Return all lines below containing the word "signal".

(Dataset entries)
.....

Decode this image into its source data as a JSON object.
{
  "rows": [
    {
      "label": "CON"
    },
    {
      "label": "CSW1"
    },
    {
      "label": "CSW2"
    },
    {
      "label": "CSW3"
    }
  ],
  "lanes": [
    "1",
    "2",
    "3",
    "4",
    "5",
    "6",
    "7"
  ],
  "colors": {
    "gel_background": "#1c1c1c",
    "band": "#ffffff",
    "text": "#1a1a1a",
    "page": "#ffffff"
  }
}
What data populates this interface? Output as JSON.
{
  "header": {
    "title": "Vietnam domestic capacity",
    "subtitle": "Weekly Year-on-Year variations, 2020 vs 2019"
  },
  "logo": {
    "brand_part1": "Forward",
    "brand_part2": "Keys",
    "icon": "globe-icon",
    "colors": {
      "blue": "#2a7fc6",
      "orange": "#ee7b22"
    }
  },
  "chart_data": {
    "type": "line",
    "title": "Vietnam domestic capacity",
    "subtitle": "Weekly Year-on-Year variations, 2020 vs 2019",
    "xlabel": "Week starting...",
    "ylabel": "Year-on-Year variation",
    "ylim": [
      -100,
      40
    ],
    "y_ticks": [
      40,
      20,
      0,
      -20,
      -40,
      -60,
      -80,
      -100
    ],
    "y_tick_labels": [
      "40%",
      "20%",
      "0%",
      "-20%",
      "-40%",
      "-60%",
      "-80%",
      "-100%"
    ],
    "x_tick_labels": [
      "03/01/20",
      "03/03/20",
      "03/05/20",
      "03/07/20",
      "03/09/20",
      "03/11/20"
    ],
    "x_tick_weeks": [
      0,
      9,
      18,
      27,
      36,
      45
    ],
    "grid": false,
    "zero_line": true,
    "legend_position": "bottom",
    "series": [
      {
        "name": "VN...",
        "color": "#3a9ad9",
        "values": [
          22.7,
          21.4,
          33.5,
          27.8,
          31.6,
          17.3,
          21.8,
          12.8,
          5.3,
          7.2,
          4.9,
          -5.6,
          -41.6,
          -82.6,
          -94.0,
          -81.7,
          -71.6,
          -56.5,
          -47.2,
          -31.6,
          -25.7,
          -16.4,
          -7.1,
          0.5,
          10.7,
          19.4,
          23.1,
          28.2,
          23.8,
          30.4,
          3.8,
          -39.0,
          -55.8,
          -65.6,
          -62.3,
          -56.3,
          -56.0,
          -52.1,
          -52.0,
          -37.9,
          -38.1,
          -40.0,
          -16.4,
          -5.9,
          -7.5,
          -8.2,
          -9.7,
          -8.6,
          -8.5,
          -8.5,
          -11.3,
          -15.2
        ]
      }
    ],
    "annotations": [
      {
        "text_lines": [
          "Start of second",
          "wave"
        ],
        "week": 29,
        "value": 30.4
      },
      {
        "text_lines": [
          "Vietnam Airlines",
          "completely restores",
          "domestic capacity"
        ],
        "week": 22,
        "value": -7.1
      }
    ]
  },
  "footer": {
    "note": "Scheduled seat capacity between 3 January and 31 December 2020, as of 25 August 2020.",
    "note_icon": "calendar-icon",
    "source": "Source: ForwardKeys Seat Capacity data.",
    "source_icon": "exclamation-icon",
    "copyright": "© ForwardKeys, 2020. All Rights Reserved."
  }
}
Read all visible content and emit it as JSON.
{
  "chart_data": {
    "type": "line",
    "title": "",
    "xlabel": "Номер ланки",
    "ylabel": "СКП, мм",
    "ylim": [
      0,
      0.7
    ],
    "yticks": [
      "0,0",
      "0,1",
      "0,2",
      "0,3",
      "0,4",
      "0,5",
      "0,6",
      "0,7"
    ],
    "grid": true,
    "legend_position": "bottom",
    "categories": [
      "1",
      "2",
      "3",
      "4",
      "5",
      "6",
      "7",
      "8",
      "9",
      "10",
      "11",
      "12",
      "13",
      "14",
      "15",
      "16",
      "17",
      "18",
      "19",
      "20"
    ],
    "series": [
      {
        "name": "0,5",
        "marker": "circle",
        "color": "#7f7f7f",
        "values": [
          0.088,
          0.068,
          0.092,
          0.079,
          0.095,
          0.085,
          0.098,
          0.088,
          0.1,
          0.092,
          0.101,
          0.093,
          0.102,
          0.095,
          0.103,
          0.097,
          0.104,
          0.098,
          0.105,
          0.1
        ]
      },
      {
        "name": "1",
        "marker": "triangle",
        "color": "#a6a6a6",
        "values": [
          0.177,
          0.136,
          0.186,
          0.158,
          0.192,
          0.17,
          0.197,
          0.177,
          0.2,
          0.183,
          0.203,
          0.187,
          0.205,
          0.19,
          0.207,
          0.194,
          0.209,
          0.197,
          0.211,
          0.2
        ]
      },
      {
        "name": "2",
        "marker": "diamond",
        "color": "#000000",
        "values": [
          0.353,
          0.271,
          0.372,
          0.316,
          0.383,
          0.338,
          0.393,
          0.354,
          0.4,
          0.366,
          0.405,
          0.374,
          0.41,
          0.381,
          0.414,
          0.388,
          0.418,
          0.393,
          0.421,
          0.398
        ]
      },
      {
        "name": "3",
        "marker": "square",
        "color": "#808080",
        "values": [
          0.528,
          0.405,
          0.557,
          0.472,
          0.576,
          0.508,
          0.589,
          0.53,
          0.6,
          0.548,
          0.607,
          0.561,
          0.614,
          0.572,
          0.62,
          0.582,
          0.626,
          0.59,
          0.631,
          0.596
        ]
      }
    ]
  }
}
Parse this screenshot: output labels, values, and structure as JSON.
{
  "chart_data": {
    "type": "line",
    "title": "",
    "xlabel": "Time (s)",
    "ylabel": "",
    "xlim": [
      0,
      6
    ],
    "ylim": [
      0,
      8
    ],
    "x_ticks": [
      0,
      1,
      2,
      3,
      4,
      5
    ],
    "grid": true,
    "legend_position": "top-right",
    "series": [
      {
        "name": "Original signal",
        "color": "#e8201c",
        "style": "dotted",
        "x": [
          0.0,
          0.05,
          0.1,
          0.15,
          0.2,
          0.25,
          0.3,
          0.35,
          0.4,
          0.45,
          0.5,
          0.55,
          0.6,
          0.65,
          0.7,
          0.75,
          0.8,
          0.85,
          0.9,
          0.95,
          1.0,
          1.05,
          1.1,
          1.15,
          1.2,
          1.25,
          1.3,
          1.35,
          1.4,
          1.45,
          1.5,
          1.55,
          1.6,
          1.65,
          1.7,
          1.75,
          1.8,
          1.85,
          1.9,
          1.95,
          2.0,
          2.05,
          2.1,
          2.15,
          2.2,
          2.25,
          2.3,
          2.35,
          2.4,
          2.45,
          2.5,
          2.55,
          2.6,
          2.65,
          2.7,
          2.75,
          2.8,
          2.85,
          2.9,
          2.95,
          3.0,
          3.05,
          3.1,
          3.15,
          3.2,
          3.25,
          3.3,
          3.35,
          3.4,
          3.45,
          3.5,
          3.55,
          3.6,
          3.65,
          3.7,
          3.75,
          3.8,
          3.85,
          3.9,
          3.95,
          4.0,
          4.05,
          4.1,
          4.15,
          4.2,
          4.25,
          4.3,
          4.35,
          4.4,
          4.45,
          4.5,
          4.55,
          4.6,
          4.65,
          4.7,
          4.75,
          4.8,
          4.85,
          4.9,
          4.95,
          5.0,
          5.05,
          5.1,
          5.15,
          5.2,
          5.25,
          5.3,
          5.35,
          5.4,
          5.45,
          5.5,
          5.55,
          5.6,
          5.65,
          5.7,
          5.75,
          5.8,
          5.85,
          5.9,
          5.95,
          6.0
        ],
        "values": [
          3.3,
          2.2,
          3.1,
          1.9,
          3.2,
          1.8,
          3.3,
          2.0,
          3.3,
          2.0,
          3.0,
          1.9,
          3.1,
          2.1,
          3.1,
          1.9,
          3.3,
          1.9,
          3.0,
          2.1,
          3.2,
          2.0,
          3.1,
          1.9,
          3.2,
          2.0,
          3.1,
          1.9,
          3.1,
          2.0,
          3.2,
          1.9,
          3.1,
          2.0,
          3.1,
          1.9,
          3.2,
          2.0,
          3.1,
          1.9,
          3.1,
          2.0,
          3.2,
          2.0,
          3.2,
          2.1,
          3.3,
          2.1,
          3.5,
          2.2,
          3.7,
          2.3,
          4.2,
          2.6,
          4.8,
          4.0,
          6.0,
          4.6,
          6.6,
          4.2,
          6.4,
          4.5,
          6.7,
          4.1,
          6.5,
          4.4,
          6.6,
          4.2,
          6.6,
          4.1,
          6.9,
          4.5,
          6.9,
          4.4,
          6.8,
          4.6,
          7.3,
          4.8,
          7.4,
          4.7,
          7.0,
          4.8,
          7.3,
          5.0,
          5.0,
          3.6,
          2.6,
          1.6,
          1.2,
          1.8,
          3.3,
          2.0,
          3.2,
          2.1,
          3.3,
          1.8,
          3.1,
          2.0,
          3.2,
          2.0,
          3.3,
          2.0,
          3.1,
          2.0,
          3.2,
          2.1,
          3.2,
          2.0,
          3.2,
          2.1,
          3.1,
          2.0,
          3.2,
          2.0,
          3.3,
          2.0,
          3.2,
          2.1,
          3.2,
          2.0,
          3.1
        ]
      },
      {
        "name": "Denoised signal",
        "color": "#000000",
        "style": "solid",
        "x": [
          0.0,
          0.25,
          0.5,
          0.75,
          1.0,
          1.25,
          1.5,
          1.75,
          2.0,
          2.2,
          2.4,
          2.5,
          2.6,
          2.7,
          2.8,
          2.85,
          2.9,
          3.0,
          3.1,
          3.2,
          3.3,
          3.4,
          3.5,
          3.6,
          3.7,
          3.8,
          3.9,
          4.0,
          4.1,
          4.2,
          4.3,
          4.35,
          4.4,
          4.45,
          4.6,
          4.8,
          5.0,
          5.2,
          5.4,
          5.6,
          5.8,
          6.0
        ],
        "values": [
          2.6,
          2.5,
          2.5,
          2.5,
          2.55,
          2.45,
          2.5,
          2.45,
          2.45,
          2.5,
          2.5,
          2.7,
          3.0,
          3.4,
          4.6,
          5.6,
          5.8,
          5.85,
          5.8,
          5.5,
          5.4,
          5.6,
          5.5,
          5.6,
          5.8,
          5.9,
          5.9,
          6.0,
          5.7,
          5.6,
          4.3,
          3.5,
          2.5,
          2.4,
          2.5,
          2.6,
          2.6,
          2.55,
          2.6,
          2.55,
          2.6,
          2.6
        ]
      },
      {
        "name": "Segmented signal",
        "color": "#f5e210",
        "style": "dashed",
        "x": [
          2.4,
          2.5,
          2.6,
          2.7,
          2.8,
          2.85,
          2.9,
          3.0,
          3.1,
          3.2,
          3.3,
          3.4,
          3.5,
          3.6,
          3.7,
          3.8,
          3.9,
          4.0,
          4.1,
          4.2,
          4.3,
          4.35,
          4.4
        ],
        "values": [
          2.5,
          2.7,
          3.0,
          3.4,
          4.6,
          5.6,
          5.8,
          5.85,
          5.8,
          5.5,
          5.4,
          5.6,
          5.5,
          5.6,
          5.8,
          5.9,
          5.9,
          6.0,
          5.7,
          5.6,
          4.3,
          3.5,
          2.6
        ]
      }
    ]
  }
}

.....

### PROBLEM SOLUTION
        "name": "Original signal",
        "name": "Denoised signal",
        "name": "Segmented signal",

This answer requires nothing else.